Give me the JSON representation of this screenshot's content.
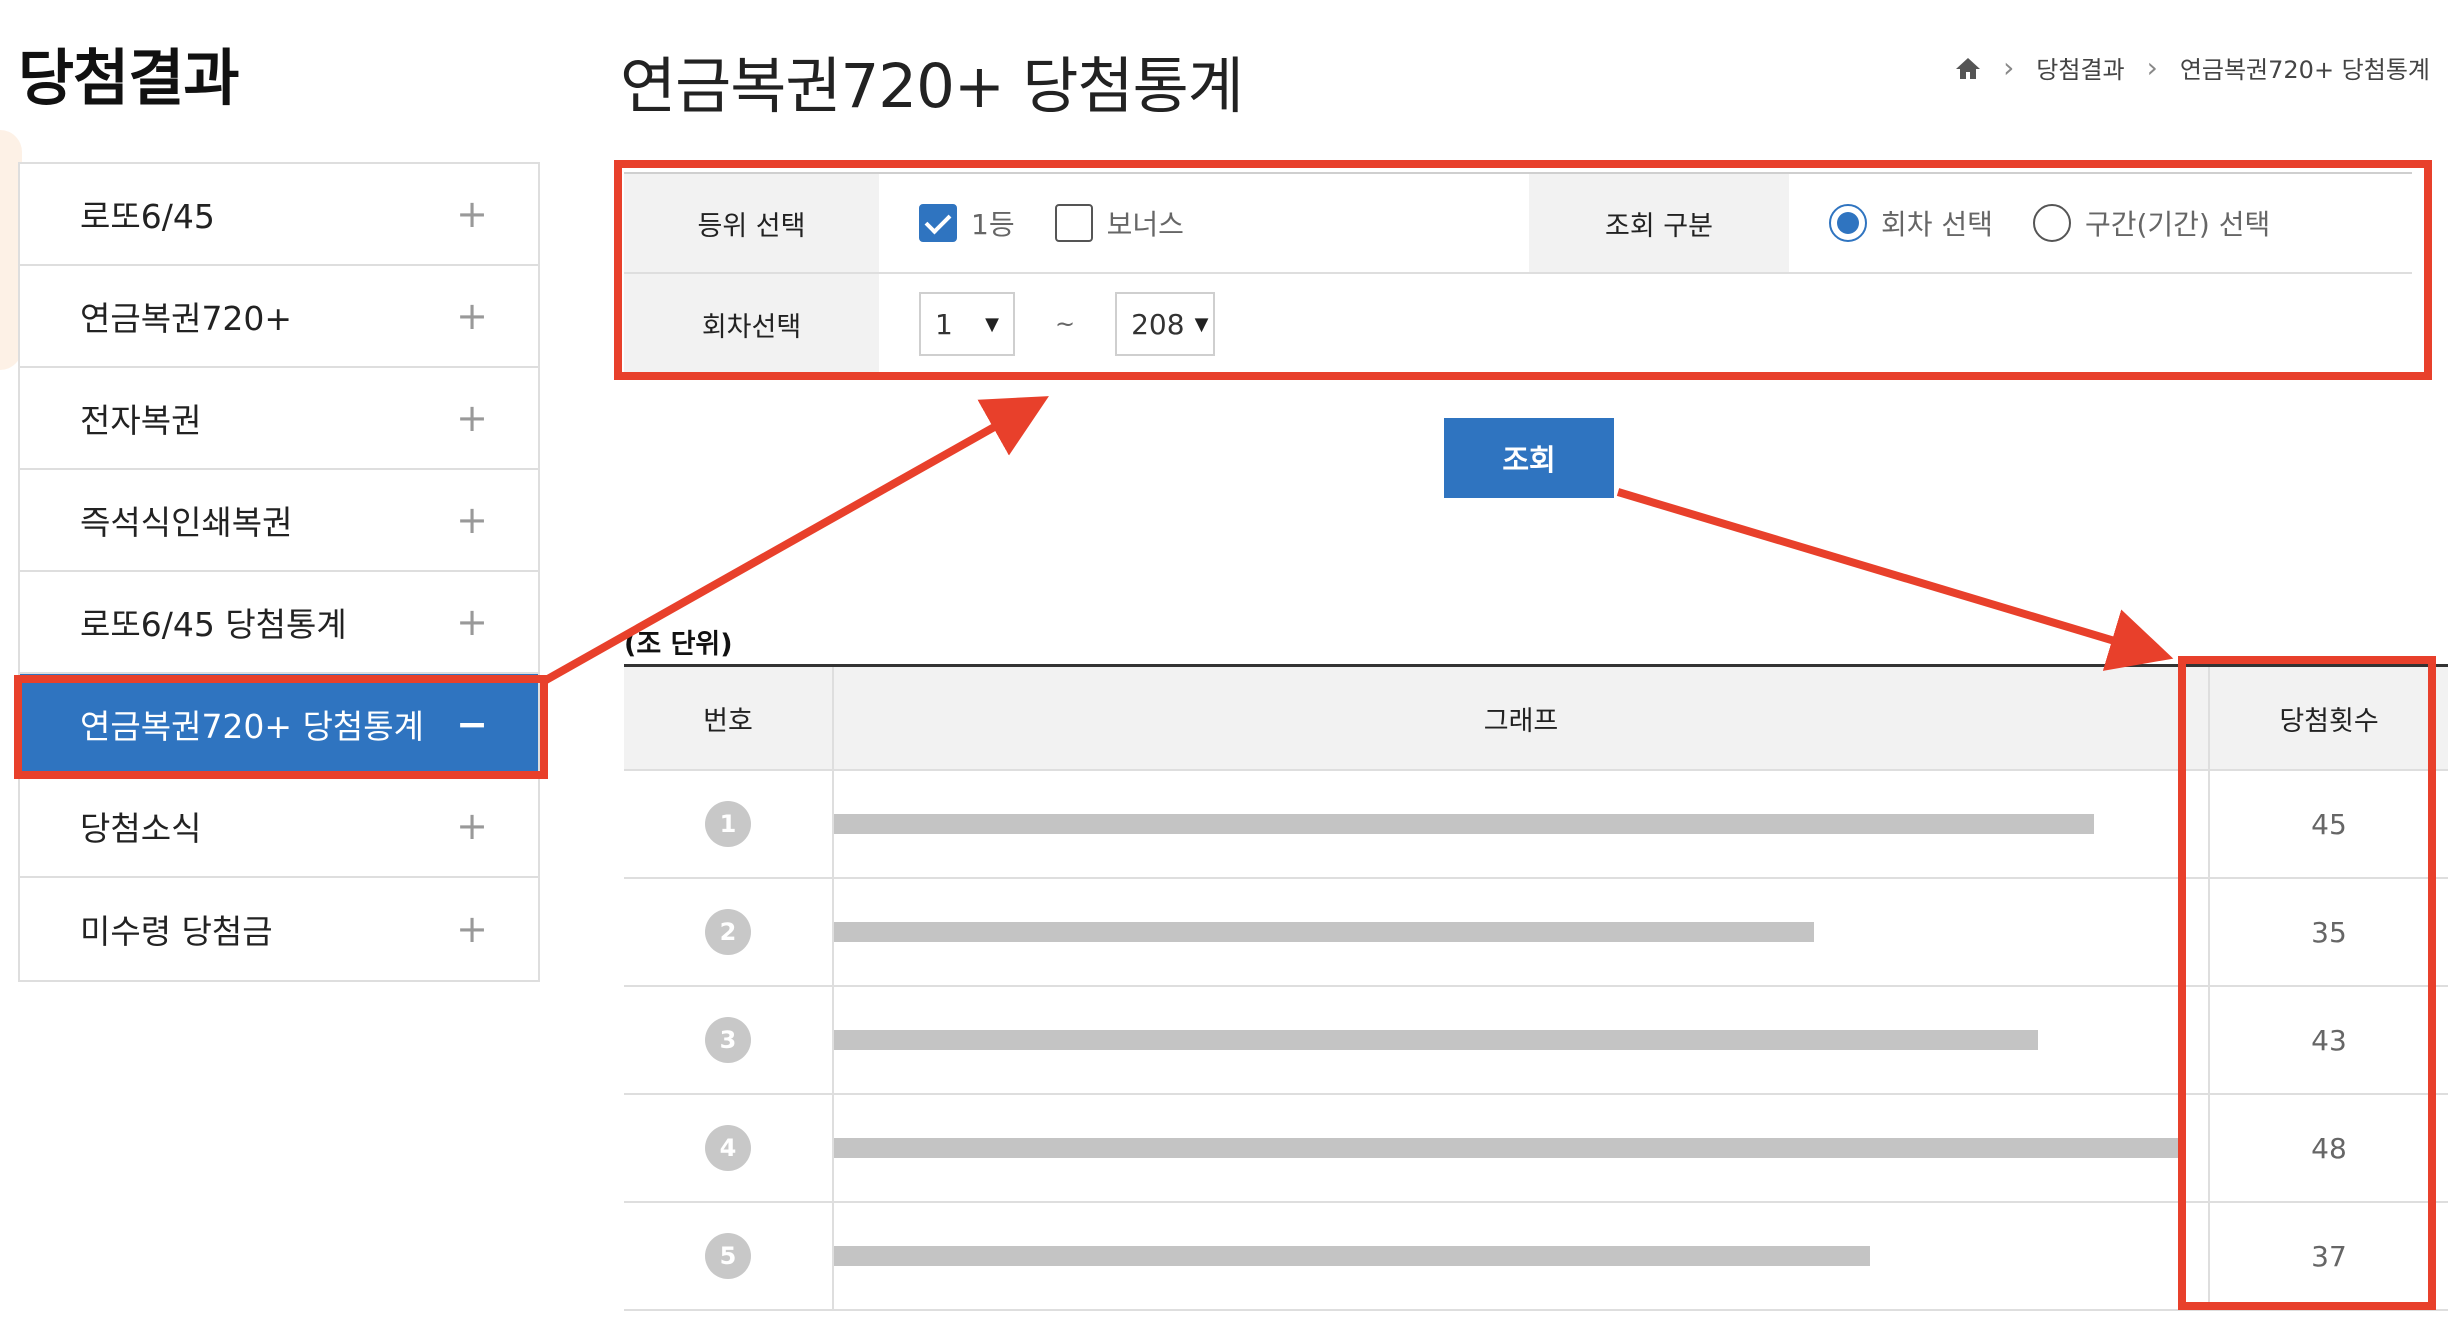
{
  "side_title": "당첨결과",
  "page_title": "연금복권720+ 당첨통계",
  "breadcrumb": [
    "당첨결과",
    "연금복권720+ 당첨통계"
  ],
  "sidebar": {
    "items": [
      {
        "label": "로또6/45",
        "toggle": "+"
      },
      {
        "label": "연금복권720+",
        "toggle": "+"
      },
      {
        "label": "전자복권",
        "toggle": "+"
      },
      {
        "label": "즉석식인쇄복권",
        "toggle": "+"
      },
      {
        "label": "로또6/45 당첨통계",
        "toggle": "+"
      },
      {
        "label": "연금복권720+ 당첨통계",
        "toggle": "−"
      },
      {
        "label": "당첨소식",
        "toggle": "+"
      },
      {
        "label": "미수령 당첨금",
        "toggle": "+"
      }
    ],
    "active_index": 5
  },
  "filter": {
    "rank_label": "등위 선택",
    "rank_options": [
      {
        "label": "1등",
        "checked": true
      },
      {
        "label": "보너스",
        "checked": false
      }
    ],
    "query_type_label": "조회 구분",
    "query_type_options": [
      {
        "label": "회차 선택",
        "selected": true
      },
      {
        "label": "구간(기간) 선택",
        "selected": false
      }
    ],
    "round_label": "회차선택",
    "round_from": "1",
    "round_sep": "~",
    "round_to": "208"
  },
  "search_button": "조회",
  "results": {
    "unit_label": "(조 단위)",
    "headers": {
      "no": "번호",
      "graph": "그래프",
      "count": "당첨횟수"
    },
    "rows": [
      {
        "no": "1",
        "count": "45",
        "value": 45
      },
      {
        "no": "2",
        "count": "35",
        "value": 35
      },
      {
        "no": "3",
        "count": "43",
        "value": 43
      },
      {
        "no": "4",
        "count": "48",
        "value": 48
      },
      {
        "no": "5",
        "count": "37",
        "value": 37
      }
    ],
    "max_value": 48
  },
  "colors": {
    "accent": "#2f74c0",
    "annotation": "#e8402b",
    "bar": "#c4c4c4"
  }
}
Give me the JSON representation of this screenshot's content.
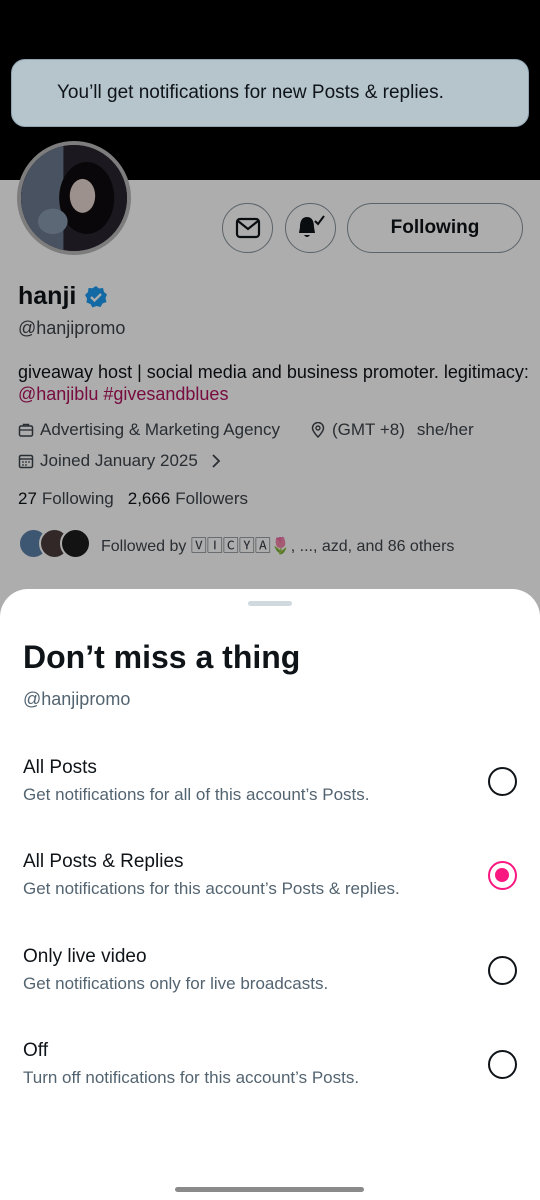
{
  "toast": {
    "text": "You’ll get notifications for new Posts & replies."
  },
  "profile": {
    "name": "hanji",
    "handle": "@hanjipromo",
    "bio_text": "giveaway host | social media and business promoter. legitimacy:",
    "bio_link_1": "@hanjiblu",
    "bio_link_2": "#givesandblues",
    "category": "Advertising & Marketing Agency",
    "location": "(GMT +8)",
    "pronouns": "she/her",
    "joined": "Joined January 2025",
    "following_count": "27",
    "following_label": "Following",
    "followers_count": "2,666",
    "followers_label": "Followers",
    "followed_by": "Followed by 🅅🄸🄲🅈🄰🌷, ..., azd, and 86 others",
    "following_button": "Following"
  },
  "sheet": {
    "title": "Don’t miss a thing",
    "handle": "@hanjipromo",
    "options": [
      {
        "label": "All Posts",
        "desc": "Get notifications for all of this account’s Posts.",
        "selected": false
      },
      {
        "label": "All Posts & Replies",
        "desc": "Get notifications for this account’s Posts & replies.",
        "selected": true
      },
      {
        "label": "Only live video",
        "desc": "Get notifications only for live broadcasts.",
        "selected": false
      },
      {
        "label": "Off",
        "desc": "Turn off notifications for this account’s Posts.",
        "selected": false
      }
    ]
  },
  "colors": {
    "accent": "#f91880",
    "link": "#b0135d",
    "verified": "#1d9bf0"
  },
  "icons": [
    "mail-icon",
    "bell-check-icon",
    "verified-badge-icon",
    "briefcase-icon",
    "location-pin-icon",
    "calendar-icon",
    "chevron-right-icon"
  ]
}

※

§ OBJECTIVE:
Retype the records exactly. Any image in them should not appear in what you write.

§ ANSWER TO THIS PROBLEM:
Give me the JSON representation of this screenshot's content.
{
  "side_title": "당첨결과",
  "page_title": "연금복권720+ 당첨통계",
  "breadcrumb": [
    "당첨결과",
    "연금복권720+ 당첨통계"
  ],
  "sidebar": {
    "items": [
      {
        "label": "로또6/45",
        "toggle": "+"
      },
      {
        "label": "연금복권720+",
        "toggle": "+"
      },
      {
        "label": "전자복권",
        "toggle": "+"
      },
      {
        "label": "즉석식인쇄복권",
        "toggle": "+"
      },
      {
        "label": "로또6/45 당첨통계",
        "toggle": "+"
      },
      {
        "label": "연금복권720+ 당첨통계",
        "toggle": "−"
      },
      {
        "label": "당첨소식",
        "toggle": "+"
      },
      {
        "label": "미수령 당첨금",
        "toggle": "+"
      }
    ],
    "active_index": 5
  },
  "filter": {
    "rank_label": "등위 선택",
    "rank_options": [
      {
        "label": "1등",
        "checked": true
      },
      {
        "label": "보너스",
        "checked": false
      }
    ],
    "query_type_label": "조회 구분",
    "query_type_options": [
      {
        "label": "회차 선택",
        "selected": true
      },
      {
        "label": "구간(기간) 선택",
        "selected": false
      }
    ],
    "round_label": "회차선택",
    "round_from": "1",
    "round_sep": "~",
    "round_to": "208"
  },
  "search_button": "조회",
  "results": {
    "unit_label": "(조 단위)",
    "headers": {
      "no": "번호",
      "graph": "그래프",
      "count": "당첨횟수"
    },
    "rows": [
      {
        "no": "1",
        "count": "45",
        "value": 45
      },
      {
        "no": "2",
        "count": "35",
        "value": 35
      },
      {
        "no": "3",
        "count": "43",
        "value": 43
      },
      {
        "no": "4",
        "count": "48",
        "value": 48
      },
      {
        "no": "5",
        "count": "37",
        "value": 37
      }
    ],
    "max_value": 48
  },
  "colors": {
    "accent": "#2f74c0",
    "annotation": "#e8402b",
    "bar": "#c4c4c4"
  }
}
Give me the JSON representation of this screenshot's content.
{
  "toast": {
    "text": "You’ll get notifications for new Posts & replies."
  },
  "profile": {
    "name": "hanji",
    "handle": "@hanjipromo",
    "bio_text": "giveaway host | social media and business promoter. legitimacy:",
    "bio_link_1": "@hanjiblu",
    "bio_link_2": "#givesandblues",
    "category": "Advertising & Marketing Agency",
    "location": "(GMT +8)",
    "pronouns": "she/her",
    "joined": "Joined January 2025",
    "following_count": "27",
    "following_label": "Following",
    "followers_count": "2,666",
    "followers_label": "Followers",
    "followed_by": "Followed by 🅅🄸🄲🅈🄰🌷, ..., azd, and 86 others",
    "following_button": "Following"
  },
  "sheet": {
    "title": "Don’t miss a thing",
    "handle": "@hanjipromo",
    "options": [
      {
        "label": "All Posts",
        "desc": "Get notifications for all of this account’s Posts.",
        "selected": false
      },
      {
        "label": "All Posts & Replies",
        "desc": "Get notifications for this account’s Posts & replies.",
        "selected": true
      },
      {
        "label": "Only live video",
        "desc": "Get notifications only for live broadcasts.",
        "selected": false
      },
      {
        "label": "Off",
        "desc": "Turn off notifications for this account’s Posts.",
        "selected": false
      }
    ]
  },
  "colors": {
    "accent": "#f91880",
    "link": "#b0135d",
    "verified": "#1d9bf0"
  },
  "icons": [
    "mail-icon",
    "bell-check-icon",
    "verified-badge-icon",
    "briefcase-icon",
    "location-pin-icon",
    "calendar-icon",
    "chevron-right-icon"
  ]
}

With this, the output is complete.